Write every record out again exactly, and keep images out of it.

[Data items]
------------------------------------

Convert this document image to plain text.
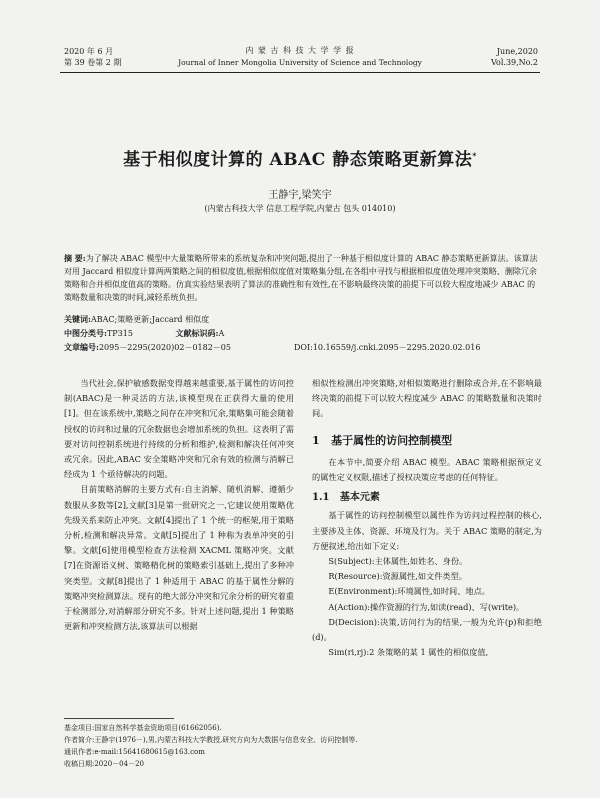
2020 年 6 月
第 39 卷第 2 期
内 蒙 古 科 技 大 学 学 报
Journal of Inner Mongolia University of Science and Technology
June,2020
Vol.39,No.2
基于相似度计算的 ABAC 静态策略更新算法*
王静宇,梁笑宇
(内蒙古科技大学 信息工程学院,内蒙古 包头 014010)
摘 要:为了解决 ABAC 模型中大量策略所带来的系统复杂和冲突问题,提出了一种基于相似度计算的 ABAC 静态策略更新算法。该算法对用 Jaccard 相似度计算两两策略之间的相似度值,根据相似度值对策略集分组,在各组中寻找与根据相似度值处理冲突策略、删除冗余策略和合并相似度值高的策略。仿真实验结果表明了算法的准确性和有效性,在不影响最终决策的前提下可以较大程度地减少 ABAC 的策略数量和决策的时间,减轻系统负担。
关键词:ABAC;策略更新;Jaccard 相似度
中图分类号:TP315	文献标识码:A
文章编号:2095－2295(2020)02－0182－05	DOI:10.16559/j.cnki.2095－2295.2020.02.016

当代社会,保护敏感数据变得越来越重要,基于属性的访问控制(ABAC)是一种灵活的方法,该模型现在正获得大量的使用[1]。但在该系统中,策略之间存在冲突和冗余,策略集可能会随着授权的访问和过量的冗余数据也会增加系统的负担。这表明了需要对访问控制系统进行持续的分析和维护,检测和解决任何冲突或冗余。因此,ABAC 安全策略冲突和冗余有效的检测与消解已经成为 1 个亟待解决的问题。

目前策略消解的主要方式有:自主消解、随机消解、遵循少数服从多数等[2],文献[3]是第一批研究之一,它建议使用策略优先级关系来防止冲突。文献[4]提出了 1 个统一的框架,用于策略分析,检测和解决异常。文献[5]提出了 1 种称为表单冲突的引擎。文献[6]使用模型检查方法检测 XACML 策略冲突。文献[7]在资源语义树、策略精化树的策略索引基础上,提出了多种冲突类型。文献[8]提出了 1 种适用于 ABAC 的基于属性分解的策略冲突检测算法。现有的绝大部分冲突和冗余分析的研究着重于检测部分,对消解部分研究不多。针对上述问题,提出 1 种策略更新和冲突检测方法,该算法可以根据

相似性检测出冲突策略,对相似策略进行删除或合并,在不影响最终决策的前提下可以较大程度减少 ABAC 的策略数量和决策时间。

1 基于属性的访问控制模型

在本节中,简要介绍 ABAC 模型。ABAC 策略根据预定义的属性定义权限,描述了授权决策应考虑的任何特征。

1.1 基本元素

基于属性的访问控制模型以属性作为访问过程控制的核心,主要涉及主体、资源、环境及行为。关于 ABAC 策略的制定,为方便叙述,给出如下定义:

S(Subject):主体属性,如姓名、身份。

R(Resource):资源属性,如文件类型。

E(Environment):环境属性,如时间、地点。

A(Action):操作资源的行为,如读(read)、写(write)。

D(Decision):决策,访问行为的结果,一般为允许(p)和拒绝(d)。

Sim(ri,rj):2 条策略的某 1 属性的相似度值,

基金项目:国家自然科学基金资助项目(61662056).
作者简介:王静宇(1976－),男,内蒙古科技大学教授,研究方向为大数据与信息安全、访问控制等.
通讯作者:e-mail:15641680615@163.com
收稿日期:2020－04－20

------------------------------------

> Solution to the exercise:
Convert this document image to plain text.
2020 年 6 月
第 39 卷第 2 期
内 蒙 古 科 技 大 学 学 报
Journal of Inner Mongolia University of Science and Technology
June,2020
Vol.39,No.2
基于相似度计算的 ABAC 静态策略更新算法*
王静宇,梁笑宇
(内蒙古科技大学 信息工程学院,内蒙古 包头 014010)
摘 要:为了解决 ABAC 模型中大量策略所带来的系统复杂和冲突问题,提出了一种基于相似度计算的 ABAC 静态策略更新算法。该算法对用 Jaccard 相似度计算两两策略之间的相似度值,根据相似度值对策略集分组,在各组中寻找与根据相似度值处理冲突策略、删除冗余策略和合并相似度值高的策略。仿真实验结果表明了算法的准确性和有效性,在不影响最终决策的前提下可以较大程度地减少 ABAC 的策略数量和决策的时间,减轻系统负担。
关键词:ABAC;策略更新;Jaccard 相似度
中图分类号:TP315	文献标识码:A
文章编号:2095－2295(2020)02－0182－05	DOI:10.16559/j.cnki.2095－2295.2020.02.016

当代社会,保护敏感数据变得越来越重要,基于属性的访问控制(ABAC)是一种灵活的方法,该模型现在正获得大量的使用[1]。但在该系统中,策略之间存在冲突和冗余,策略集可能会随着授权的访问和过量的冗余数据也会增加系统的负担。这表明了需要对访问控制系统进行持续的分析和维护,检测和解决任何冲突或冗余。因此,ABAC 安全策略冲突和冗余有效的检测与消解已经成为 1 个亟待解决的问题。

目前策略消解的主要方式有:自主消解、随机消解、遵循少数服从多数等[2],文献[3]是第一批研究之一,它建议使用策略优先级关系来防止冲突。文献[4]提出了 1 个统一的框架,用于策略分析,检测和解决异常。文献[5]提出了 1 种称为表单冲突的引擎。文献[6]使用模型检查方法检测 XACML 策略冲突。文献[7]在资源语义树、策略精化树的策略索引基础上,提出了多种冲突类型。文献[8]提出了 1 种适用于 ABAC 的基于属性分解的策略冲突检测算法。现有的绝大部分冲突和冗余分析的研究着重于检测部分,对消解部分研究不多。针对上述问题,提出 1 种策略更新和冲突检测方法,该算法可以根据

相似性检测出冲突策略,对相似策略进行删除或合并,在不影响最终决策的前提下可以较大程度减少 ABAC 的策略数量和决策时间。

1 基于属性的访问控制模型

在本节中,简要介绍 ABAC 模型。ABAC 策略根据预定义的属性定义权限,描述了授权决策应考虑的任何特征。

1.1 基本元素

基于属性的访问控制模型以属性作为访问过程控制的核心,主要涉及主体、资源、环境及行为。关于 ABAC 策略的制定,为方便叙述,给出如下定义:

S(Subject):主体属性,如姓名、身份。

R(Resource):资源属性,如文件类型。

E(Environment):环境属性,如时间、地点。

A(Action):操作资源的行为,如读(read)、写(write)。

D(Decision):决策,访问行为的结果,一般为允许(p)和拒绝(d)。

Sim(ri,rj):2 条策略的某 1 属性的相似度值,

基金项目:国家自然科学基金资助项目(61662056).
作者简介:王静宇(1976－),男,内蒙古科技大学教授,研究方向为大数据与信息安全、访问控制等.
通讯作者:e-mail:15641680615@163.com
收稿日期:2020－04－20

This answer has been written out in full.